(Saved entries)

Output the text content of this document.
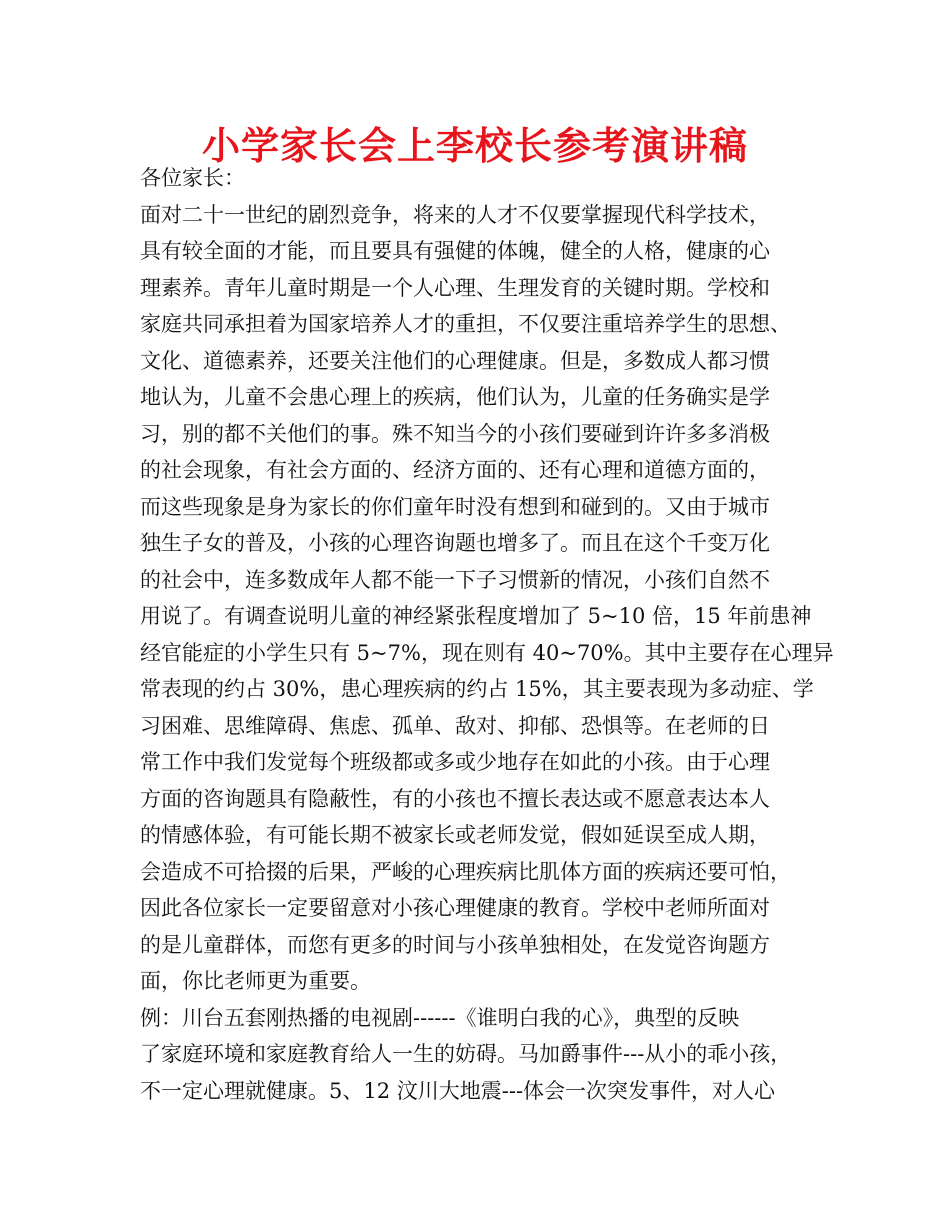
小学家长会上李校长参考演讲稿
各位家长：
面对二十一世纪的剧烈竞争，将来的人才不仅要掌握现代科学技术，
具有较全面的才能，而且要具有强健的体魄，健全的人格，健康的心
理素养。青年儿童时期是一个人心理、生理发育的关键时期。学校和
家庭共同承担着为国家培养人才的重担，不仅要注重培养学生的思想、
文化、道德素养，还要关注他们的心理健康。但是，多数成人都习惯
地认为，儿童不会患心理上的疾病，他们认为，儿童的任务确实是学
习，别的都不关他们的事。殊不知当今的小孩们要碰到许许多多消极
的社会现象，有社会方面的、经济方面的、还有心理和道德方面的，
而这些现象是身为家长的你们童年时没有想到和碰到的。又由于城市
独生子女的普及，小孩的心理咨询题也增多了。而且在这个千变万化
的社会中，连多数成年人都不能一下子习惯新的情况，小孩们自然不
用说了。有调查说明儿童的神经紧张程度增加了 5~10 倍，15 年前患神
经官能症的小学生只有 5~7%，现在则有 40~70%。其中主要存在心理异
常表现的约占 30%，患心理疾病的约占 15%，其主要表现为多动症、学
习困难、思维障碍、焦虑、孤单、敌对、抑郁、恐惧等。在老师的日
常工作中我们发觉每个班级都或多或少地存在如此的小孩。由于心理
方面的咨询题具有隐蔽性，有的小孩也不擅长表达或不愿意表达本人
的情感体验，有可能长期不被家长或老师发觉，假如延误至成人期，
会造成不可拾掇的后果，严峻的心理疾病比肌体方面的疾病还要可怕，
因此各位家长一定要留意对小孩心理健康的教育。学校中老师所面对
的是儿童群体，而您有更多的时间与小孩单独相处，在发觉咨询题方
面，你比老师更为重要。
例：川台五套刚热播的电视剧------《谁明白我的心》，典型的反映
了家庭环境和家庭教育给人一生的妨碍。马加爵事件---从小的乖小孩，
不一定心理就健康。5、12 汶川大地震---体会一次突发事件，对人心
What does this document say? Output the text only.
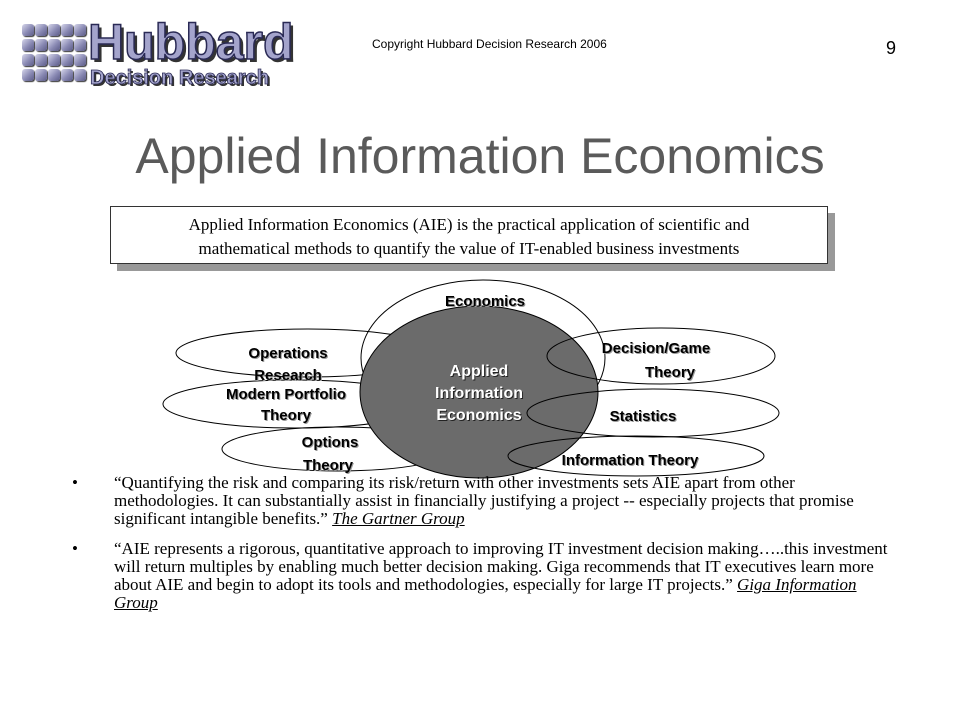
Hubbard
Decision Research
Copyright Hubbard Decision Research 2006	9
Applied Information Economics
Applied Information Economics (AIE) is the practical application of scientific and
mathematical methods to quantify the value of IT-enabled business investments
Economics
Operations
Research
Modern Portfolio
Theory
Options
Theory
Applied
Information
Economics
Decision/Game
Theory
Statistics
Information Theory
• “Quantifying the risk and comparing its risk/return with other investments sets AIE apart from other methodologies. It can substantially assist in financially justifying a project -- especially projects that promise significant intangible benefits.” The Gartner Group
• “AIE represents a rigorous, quantitative approach to improving IT investment decision making…..this investment will return multiples by enabling much better decision making. Giga recommends that IT executives learn more about AIE and begin to adopt its tools and methodologies, especially for large IT projects.” Giga Information Group
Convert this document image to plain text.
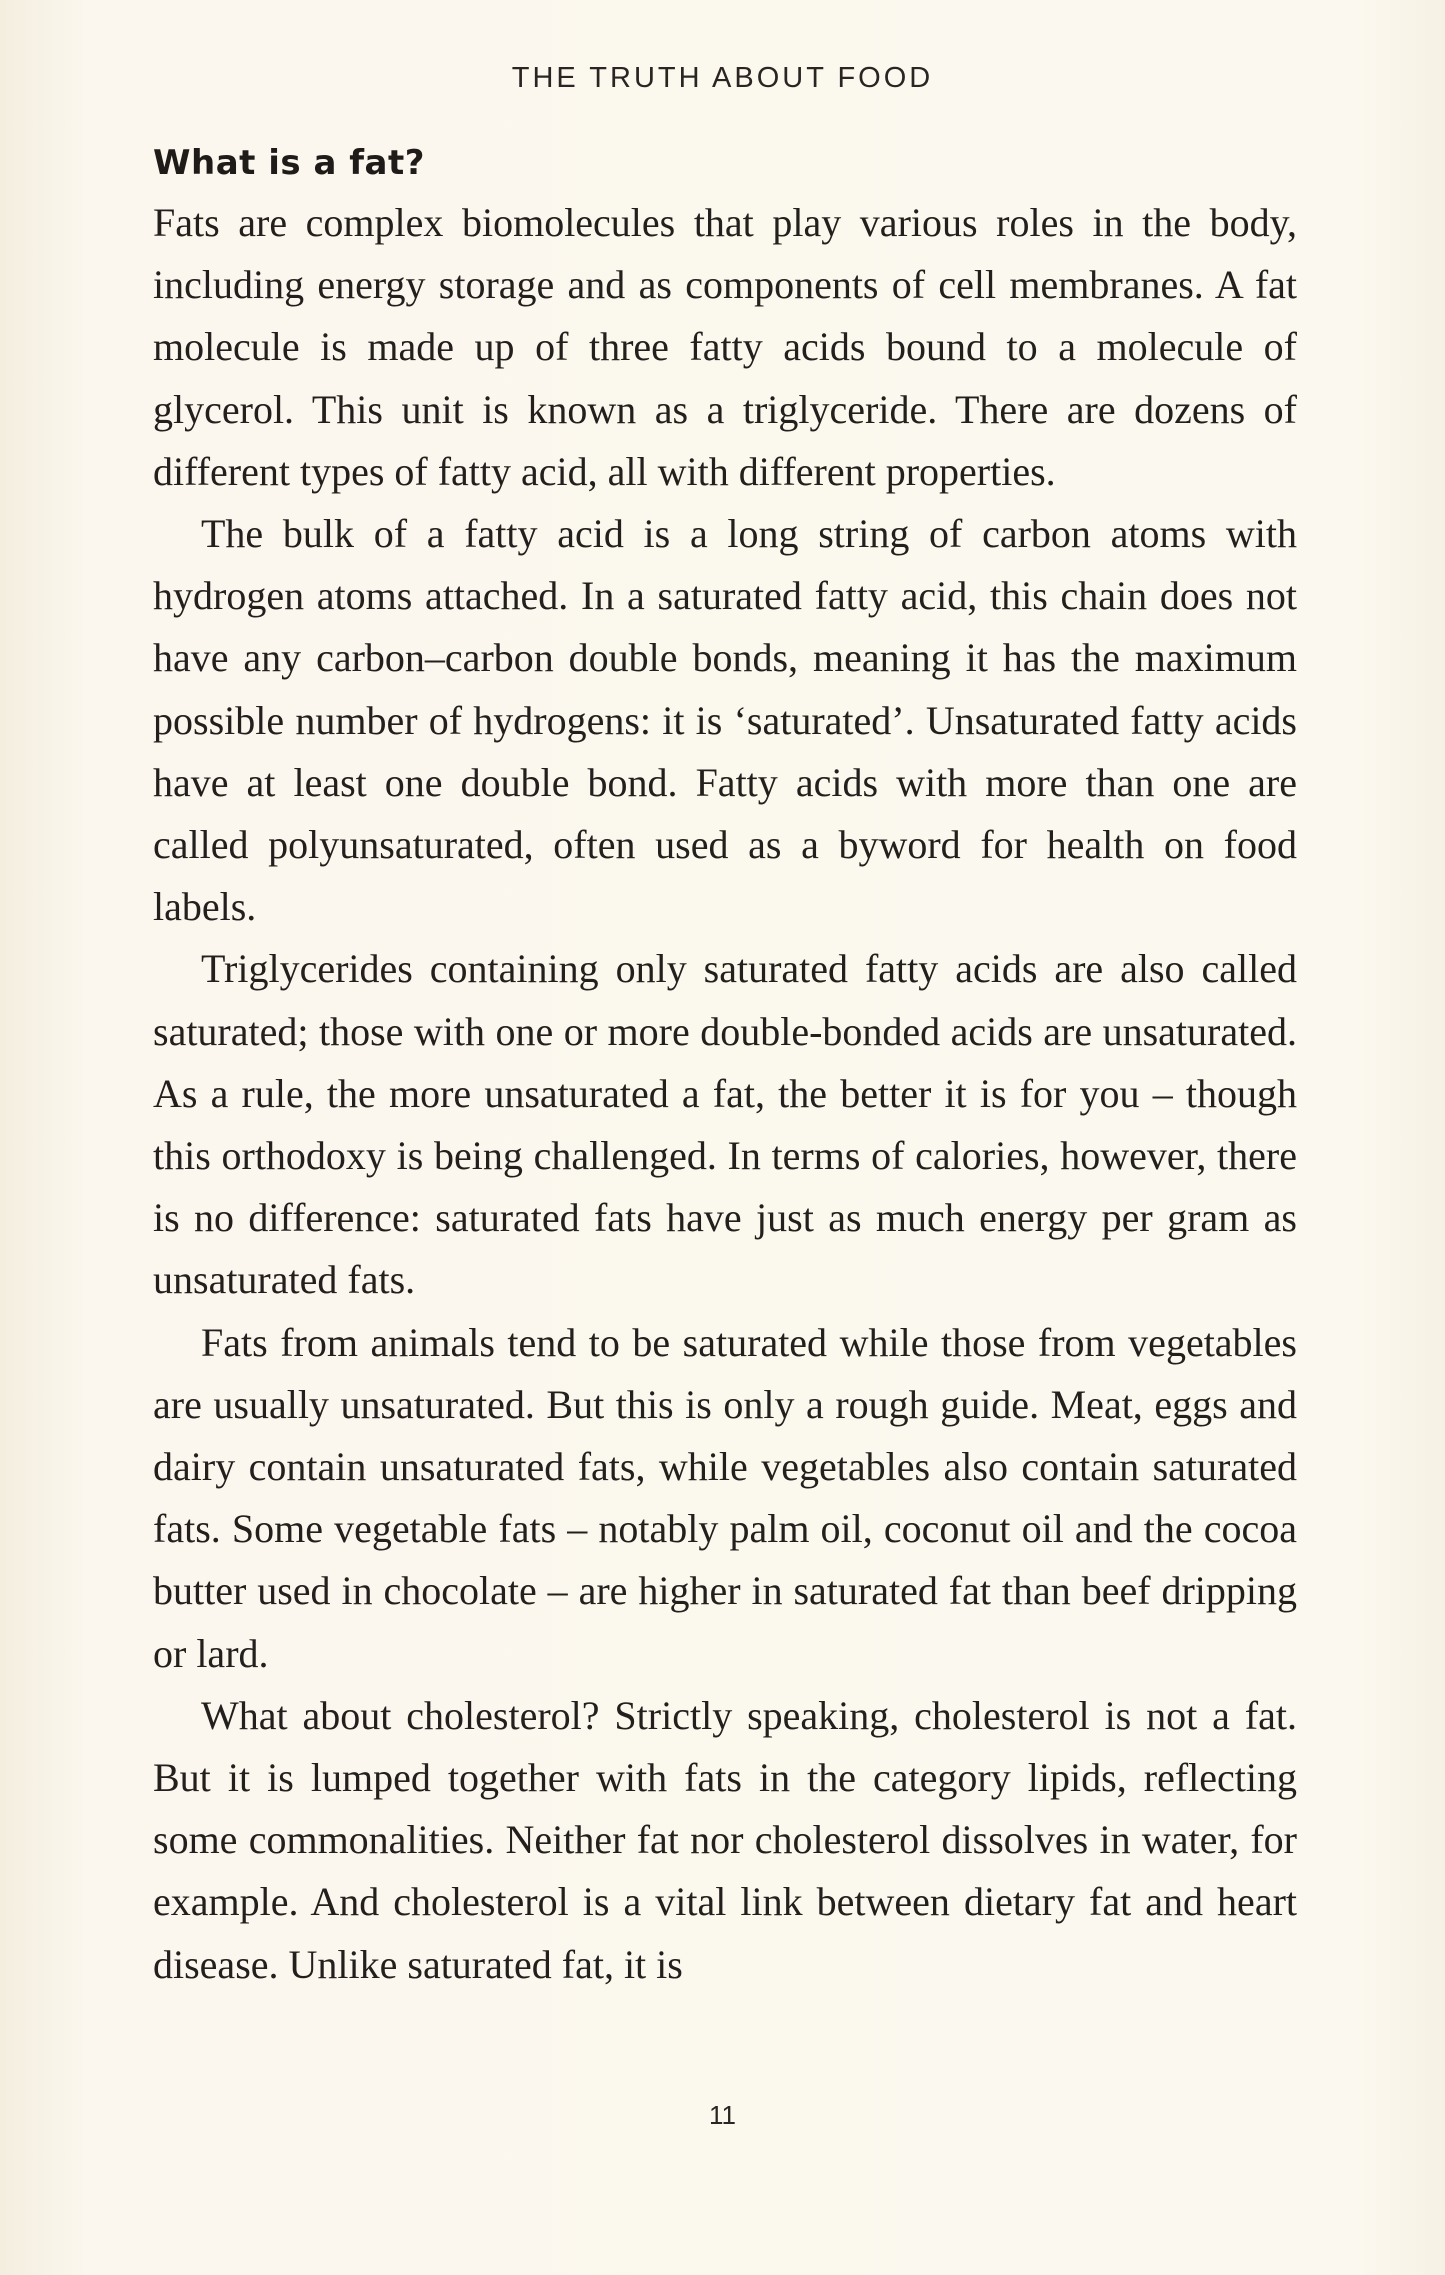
THE TRUTH ABOUT FOOD
What is a fat?

Fats are complex biomolecules that play various roles in the body, including energy storage and as components of cell membranes. A fat molecule is made up of three fatty acids bound to a molecule of glycerol. This unit is known as a triglyceride. There are dozens of different types of fatty acid, all with different properties.

The bulk of a fatty acid is a long string of carbon atoms with hydrogen atoms attached. In a saturated fatty acid, this chain does not have any carbon–carbon double bonds, meaning it has the maximum possible number of hydrogens: it is ‘saturated’. Unsaturated fatty acids have at least one double bond. Fatty acids with more than one are called polyunsaturated, often used as a byword for health on food labels.

Triglycerides containing only saturated fatty acids are also called saturated; those with one or more double-bonded acids are unsaturated. As a rule, the more unsaturated a fat, the better it is for you – though this orthodoxy is being challenged. In terms of calories, however, there is no difference: saturated fats have just as much energy per gram as unsaturated fats.

Fats from animals tend to be saturated while those from vegetables are usually unsaturated. But this is only a rough guide. Meat, eggs and dairy contain unsaturated fats, while vegetables also contain saturated fats. Some vegetable fats – notably palm oil, coconut oil and the cocoa butter used in chocolate – are higher in saturated fat than beef dripping or lard.

What about cholesterol? Strictly speaking, cholesterol is not a fat. But it is lumped together with fats in the category lipids, reflecting some commonalities. Neither fat nor cholesterol dissolves in water, for example. And cholesterol is a vital link between dietary fat and heart disease. Unlike saturated fat, it is

11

■ WHAT THE TASK ASKS
Give back the whole listing as it stands, minus its pictures.

■ OUTPUT
Output the text content of this document.
小学家长会上李校长参考演讲稿
各位家长：
面对二十一世纪的剧烈竞争，将来的人才不仅要掌握现代科学技术，
具有较全面的才能，而且要具有强健的体魄，健全的人格，健康的心
理素养。青年儿童时期是一个人心理、生理发育的关键时期。学校和
家庭共同承担着为国家培养人才的重担，不仅要注重培养学生的思想、
文化、道德素养，还要关注他们的心理健康。但是，多数成人都习惯
地认为，儿童不会患心理上的疾病，他们认为，儿童的任务确实是学
习，别的都不关他们的事。殊不知当今的小孩们要碰到许许多多消极
的社会现象，有社会方面的、经济方面的、还有心理和道德方面的，
而这些现象是身为家长的你们童年时没有想到和碰到的。又由于城市
独生子女的普及，小孩的心理咨询题也增多了。而且在这个千变万化
的社会中，连多数成年人都不能一下子习惯新的情况，小孩们自然不
用说了。有调查说明儿童的神经紧张程度增加了 5~10 倍，15 年前患神
经官能症的小学生只有 5~7%，现在则有 40~70%。其中主要存在心理异
常表现的约占 30%，患心理疾病的约占 15%，其主要表现为多动症、学
习困难、思维障碍、焦虑、孤单、敌对、抑郁、恐惧等。在老师的日
常工作中我们发觉每个班级都或多或少地存在如此的小孩。由于心理
方面的咨询题具有隐蔽性，有的小孩也不擅长表达或不愿意表达本人
的情感体验，有可能长期不被家长或老师发觉，假如延误至成人期，
会造成不可拾掇的后果，严峻的心理疾病比肌体方面的疾病还要可怕，
因此各位家长一定要留意对小孩心理健康的教育。学校中老师所面对
的是儿童群体，而您有更多的时间与小孩单独相处，在发觉咨询题方
面，你比老师更为重要。
例：川台五套刚热播的电视剧------《谁明白我的心》，典型的反映
了家庭环境和家庭教育给人一生的妨碍。马加爵事件---从小的乖小孩，
不一定心理就健康。5、12 汶川大地震---体会一次突发事件，对人心
What does this document say? Output the text only.
Hubbard
Decision Research
Copyright Hubbard Decision Research 2006	9
Applied Information Economics
Applied Information Economics (AIE) is the practical application of scientific and
mathematical methods to quantify the value of IT-enabled business investments
Economics
Operations
Research
Modern Portfolio
Theory
Options
Theory
Applied
Information
Economics
Decision/Game
Theory
Statistics
Information Theory
• “Quantifying the risk and comparing its risk/return with other investments sets AIE apart from other methodologies. It can substantially assist in financially justifying a project -- especially projects that promise significant intangible benefits.” The Gartner Group
• “AIE represents a rigorous, quantitative approach to improving IT investment decision making…..this investment will return multiples by enabling much better decision making. Giga recommends that IT executives learn more about AIE and begin to adopt its tools and methodologies, especially for large IT projects.” Giga Information Group
Convert this document image to plain text.
THE TRUTH ABOUT FOOD
What is a fat?

Fats are complex biomolecules that play various roles in the body, including energy storage and as components of cell membranes. A fat molecule is made up of three fatty acids bound to a molecule of glycerol. This unit is known as a triglyceride. There are dozens of different types of fatty acid, all with different properties.

The bulk of a fatty acid is a long string of carbon atoms with hydrogen atoms attached. In a saturated fatty acid, this chain does not have any carbon–carbon double bonds, meaning it has the maximum possible number of hydrogens: it is ‘saturated’. Unsaturated fatty acids have at least one double bond. Fatty acids with more than one are called polyunsaturated, often used as a byword for health on food labels.

Triglycerides containing only saturated fatty acids are also called saturated; those with one or more double-bonded acids are unsaturated. As a rule, the more unsaturated a fat, the better it is for you – though this orthodoxy is being challenged. In terms of calories, however, there is no difference: saturated fats have just as much energy per gram as unsaturated fats.

Fats from animals tend to be saturated while those from vegetables are usually unsaturated. But this is only a rough guide. Meat, eggs and dairy contain unsaturated fats, while vegetables also contain saturated fats. Some vegetable fats – notably palm oil, coconut oil and the cocoa butter used in chocolate – are higher in saturated fat than beef dripping or lard.

What about cholesterol? Strictly speaking, cholesterol is not a fat. But it is lumped together with fats in the category lipids, reflecting some commonalities. Neither fat nor cholesterol dissolves in water, for example. And cholesterol is a vital link between dietary fat and heart disease. Unlike saturated fat, it is

11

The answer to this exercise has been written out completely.